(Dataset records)
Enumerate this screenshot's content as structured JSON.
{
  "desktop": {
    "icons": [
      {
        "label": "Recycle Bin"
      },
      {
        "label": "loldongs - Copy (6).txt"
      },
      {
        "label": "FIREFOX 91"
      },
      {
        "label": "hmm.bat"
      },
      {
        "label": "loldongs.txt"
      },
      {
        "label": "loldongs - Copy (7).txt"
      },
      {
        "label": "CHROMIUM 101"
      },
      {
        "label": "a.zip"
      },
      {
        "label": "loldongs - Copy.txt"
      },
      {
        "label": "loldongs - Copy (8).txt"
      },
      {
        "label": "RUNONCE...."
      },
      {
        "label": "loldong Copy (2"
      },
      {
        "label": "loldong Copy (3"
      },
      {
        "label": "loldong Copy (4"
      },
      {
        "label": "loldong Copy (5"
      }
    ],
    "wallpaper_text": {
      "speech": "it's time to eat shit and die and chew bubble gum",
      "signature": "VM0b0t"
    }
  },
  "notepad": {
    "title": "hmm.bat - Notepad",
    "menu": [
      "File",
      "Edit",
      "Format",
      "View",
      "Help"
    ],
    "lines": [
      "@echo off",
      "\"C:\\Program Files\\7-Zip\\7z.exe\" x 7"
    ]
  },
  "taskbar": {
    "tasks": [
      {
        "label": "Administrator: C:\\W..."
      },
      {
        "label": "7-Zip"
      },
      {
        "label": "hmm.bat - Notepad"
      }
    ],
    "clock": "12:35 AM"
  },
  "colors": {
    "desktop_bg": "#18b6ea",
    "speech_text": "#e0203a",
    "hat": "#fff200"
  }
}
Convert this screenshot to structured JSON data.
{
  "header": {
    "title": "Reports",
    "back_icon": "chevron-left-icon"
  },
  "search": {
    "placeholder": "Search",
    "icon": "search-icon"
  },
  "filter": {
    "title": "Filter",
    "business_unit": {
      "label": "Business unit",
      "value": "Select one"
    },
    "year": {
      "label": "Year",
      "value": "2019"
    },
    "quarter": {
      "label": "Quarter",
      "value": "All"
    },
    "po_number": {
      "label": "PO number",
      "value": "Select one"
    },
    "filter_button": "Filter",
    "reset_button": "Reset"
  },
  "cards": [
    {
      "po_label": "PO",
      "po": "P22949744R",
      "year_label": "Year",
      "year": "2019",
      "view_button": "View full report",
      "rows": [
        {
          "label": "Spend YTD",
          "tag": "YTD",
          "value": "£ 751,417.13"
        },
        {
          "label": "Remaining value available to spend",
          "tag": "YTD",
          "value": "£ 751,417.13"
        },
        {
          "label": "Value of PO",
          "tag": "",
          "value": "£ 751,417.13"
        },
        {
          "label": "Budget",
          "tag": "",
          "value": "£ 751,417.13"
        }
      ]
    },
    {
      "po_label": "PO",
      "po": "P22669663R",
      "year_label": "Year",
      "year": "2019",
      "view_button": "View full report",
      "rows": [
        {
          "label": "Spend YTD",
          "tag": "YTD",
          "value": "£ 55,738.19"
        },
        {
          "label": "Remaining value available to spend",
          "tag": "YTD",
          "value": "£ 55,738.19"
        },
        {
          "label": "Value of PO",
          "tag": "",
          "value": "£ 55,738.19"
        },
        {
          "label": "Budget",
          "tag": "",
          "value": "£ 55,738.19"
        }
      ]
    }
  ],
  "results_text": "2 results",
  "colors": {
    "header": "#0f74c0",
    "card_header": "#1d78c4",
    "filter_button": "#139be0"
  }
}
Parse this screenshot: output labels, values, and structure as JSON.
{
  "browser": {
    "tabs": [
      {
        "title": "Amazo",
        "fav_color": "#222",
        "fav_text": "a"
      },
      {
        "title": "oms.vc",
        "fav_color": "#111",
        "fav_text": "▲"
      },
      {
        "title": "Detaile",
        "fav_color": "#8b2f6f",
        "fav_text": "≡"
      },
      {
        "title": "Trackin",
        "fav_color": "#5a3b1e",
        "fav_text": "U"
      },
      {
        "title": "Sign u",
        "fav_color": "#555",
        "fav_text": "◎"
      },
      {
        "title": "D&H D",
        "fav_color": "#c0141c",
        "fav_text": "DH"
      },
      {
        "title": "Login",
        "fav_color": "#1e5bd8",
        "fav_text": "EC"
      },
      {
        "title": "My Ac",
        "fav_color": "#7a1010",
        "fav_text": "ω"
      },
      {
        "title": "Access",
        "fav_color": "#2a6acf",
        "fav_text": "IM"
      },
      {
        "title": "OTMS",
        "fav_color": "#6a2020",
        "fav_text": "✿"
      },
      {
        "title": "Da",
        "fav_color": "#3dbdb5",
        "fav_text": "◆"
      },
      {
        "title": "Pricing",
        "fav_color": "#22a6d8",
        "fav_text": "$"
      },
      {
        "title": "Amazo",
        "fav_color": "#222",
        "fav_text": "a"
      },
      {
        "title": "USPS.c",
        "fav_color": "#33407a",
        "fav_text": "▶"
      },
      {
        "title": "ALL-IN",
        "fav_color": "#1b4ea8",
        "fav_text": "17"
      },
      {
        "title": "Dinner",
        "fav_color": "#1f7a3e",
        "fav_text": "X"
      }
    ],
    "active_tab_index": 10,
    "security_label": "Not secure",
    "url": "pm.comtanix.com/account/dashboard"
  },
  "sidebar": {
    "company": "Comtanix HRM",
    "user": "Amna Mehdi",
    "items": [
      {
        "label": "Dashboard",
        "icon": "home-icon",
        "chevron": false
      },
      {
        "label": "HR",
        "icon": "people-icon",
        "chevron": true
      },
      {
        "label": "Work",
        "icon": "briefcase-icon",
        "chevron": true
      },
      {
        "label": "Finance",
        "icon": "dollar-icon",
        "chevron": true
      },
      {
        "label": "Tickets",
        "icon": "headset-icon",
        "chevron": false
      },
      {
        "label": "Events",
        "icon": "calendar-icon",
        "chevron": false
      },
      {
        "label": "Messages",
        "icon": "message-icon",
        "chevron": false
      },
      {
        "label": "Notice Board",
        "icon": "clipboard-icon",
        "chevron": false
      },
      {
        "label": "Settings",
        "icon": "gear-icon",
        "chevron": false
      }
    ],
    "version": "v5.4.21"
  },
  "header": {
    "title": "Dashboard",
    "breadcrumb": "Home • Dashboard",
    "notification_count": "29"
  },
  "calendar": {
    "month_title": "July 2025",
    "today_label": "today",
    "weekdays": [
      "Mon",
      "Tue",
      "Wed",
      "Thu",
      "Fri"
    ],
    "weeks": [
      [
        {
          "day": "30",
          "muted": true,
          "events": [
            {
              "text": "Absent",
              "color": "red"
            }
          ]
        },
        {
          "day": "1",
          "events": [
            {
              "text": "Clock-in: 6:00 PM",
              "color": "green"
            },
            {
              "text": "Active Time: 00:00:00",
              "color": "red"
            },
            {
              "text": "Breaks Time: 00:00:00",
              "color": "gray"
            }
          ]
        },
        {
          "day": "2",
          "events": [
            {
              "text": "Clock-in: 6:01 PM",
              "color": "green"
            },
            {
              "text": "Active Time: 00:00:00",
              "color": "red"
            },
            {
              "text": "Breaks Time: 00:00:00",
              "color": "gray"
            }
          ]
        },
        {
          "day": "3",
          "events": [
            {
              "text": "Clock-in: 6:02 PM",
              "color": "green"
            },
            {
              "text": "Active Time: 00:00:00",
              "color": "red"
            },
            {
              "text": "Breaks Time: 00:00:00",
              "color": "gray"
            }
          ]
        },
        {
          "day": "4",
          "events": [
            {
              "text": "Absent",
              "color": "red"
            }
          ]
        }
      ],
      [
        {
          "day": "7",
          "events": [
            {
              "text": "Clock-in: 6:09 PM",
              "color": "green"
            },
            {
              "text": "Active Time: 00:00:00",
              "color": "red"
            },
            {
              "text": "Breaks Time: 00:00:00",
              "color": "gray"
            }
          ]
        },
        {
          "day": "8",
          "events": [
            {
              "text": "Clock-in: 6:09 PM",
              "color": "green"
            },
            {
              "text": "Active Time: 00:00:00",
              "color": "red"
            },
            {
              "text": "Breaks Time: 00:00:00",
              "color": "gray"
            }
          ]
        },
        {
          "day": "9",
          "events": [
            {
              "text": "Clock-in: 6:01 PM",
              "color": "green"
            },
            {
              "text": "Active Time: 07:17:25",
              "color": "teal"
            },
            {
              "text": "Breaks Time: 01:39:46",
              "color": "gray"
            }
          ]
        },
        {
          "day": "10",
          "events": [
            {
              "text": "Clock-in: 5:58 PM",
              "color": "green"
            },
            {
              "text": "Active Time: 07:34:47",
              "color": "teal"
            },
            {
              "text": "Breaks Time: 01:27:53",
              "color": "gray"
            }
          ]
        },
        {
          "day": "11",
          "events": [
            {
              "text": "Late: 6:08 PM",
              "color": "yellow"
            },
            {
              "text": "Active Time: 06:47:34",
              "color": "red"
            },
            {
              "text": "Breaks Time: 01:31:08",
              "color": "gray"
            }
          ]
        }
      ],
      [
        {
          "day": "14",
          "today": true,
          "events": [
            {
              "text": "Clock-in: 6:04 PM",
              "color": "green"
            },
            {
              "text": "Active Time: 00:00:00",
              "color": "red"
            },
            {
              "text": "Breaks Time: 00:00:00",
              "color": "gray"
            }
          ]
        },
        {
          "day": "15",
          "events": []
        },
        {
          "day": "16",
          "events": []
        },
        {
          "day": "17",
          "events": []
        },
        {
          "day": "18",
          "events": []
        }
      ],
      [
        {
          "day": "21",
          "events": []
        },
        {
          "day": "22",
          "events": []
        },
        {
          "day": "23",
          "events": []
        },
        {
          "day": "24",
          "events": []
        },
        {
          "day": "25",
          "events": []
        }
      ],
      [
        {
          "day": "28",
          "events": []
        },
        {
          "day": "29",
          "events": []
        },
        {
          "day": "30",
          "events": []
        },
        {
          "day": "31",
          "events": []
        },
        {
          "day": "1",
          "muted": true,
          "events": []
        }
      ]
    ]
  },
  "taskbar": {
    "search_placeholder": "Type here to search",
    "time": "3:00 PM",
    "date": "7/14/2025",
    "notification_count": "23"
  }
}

» **Your instructions**:
State only the count of lines above that hold the string "screenshot".

» **Task result**:
3